Given problem:
Exactly repeat all the records below, omitting the images they hold.

Materials provided:
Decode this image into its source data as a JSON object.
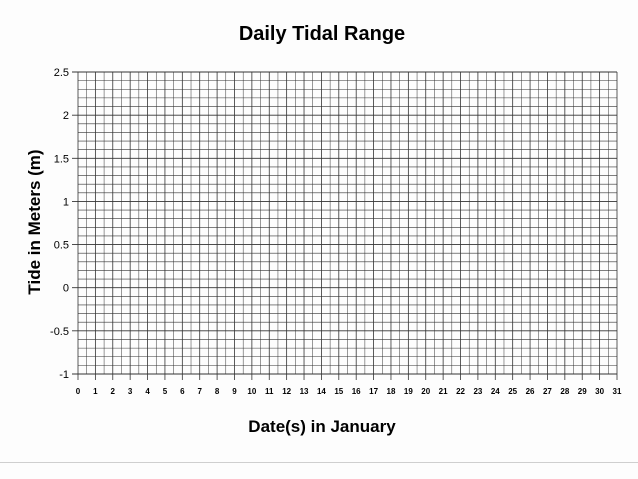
{
  "chart_data": {
    "type": "line",
    "title": "Daily Tidal Range",
    "xlabel": "Date(s) in January",
    "ylabel": "Tide in Meters (m)",
    "x_ticks": [
      0,
      1,
      2,
      3,
      4,
      5,
      6,
      7,
      8,
      9,
      10,
      11,
      12,
      13,
      14,
      15,
      16,
      17,
      18,
      19,
      20,
      21,
      22,
      23,
      24,
      25,
      26,
      27,
      28,
      29,
      30,
      31
    ],
    "y_ticks": [
      "2.5",
      "2",
      "1.5",
      "1",
      "0.5",
      "0",
      "-0.5",
      "-1"
    ],
    "xlim": [
      0,
      31
    ],
    "ylim": [
      -1,
      2.5
    ],
    "grid": true,
    "grid_minor_y_step": 0.1,
    "series": [],
    "colors": {
      "grid": "#333333",
      "text": "#111111"
    }
  }
}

Full solution:
Decode this image into its source data as a JSON object.
{
  "chart_data": {
    "type": "line",
    "title": "Daily Tidal Range",
    "xlabel": "Date(s) in January",
    "ylabel": "Tide in Meters (m)",
    "x_ticks": [
      0,
      1,
      2,
      3,
      4,
      5,
      6,
      7,
      8,
      9,
      10,
      11,
      12,
      13,
      14,
      15,
      16,
      17,
      18,
      19,
      20,
      21,
      22,
      23,
      24,
      25,
      26,
      27,
      28,
      29,
      30,
      31
    ],
    "y_ticks": [
      "2.5",
      "2",
      "1.5",
      "1",
      "0.5",
      "0",
      "-0.5",
      "-1"
    ],
    "xlim": [
      0,
      31
    ],
    "ylim": [
      -1,
      2.5
    ],
    "grid": true,
    "grid_minor_y_step": 0.1,
    "series": [],
    "colors": {
      "grid": "#333333",
      "text": "#111111"
    }
  }
}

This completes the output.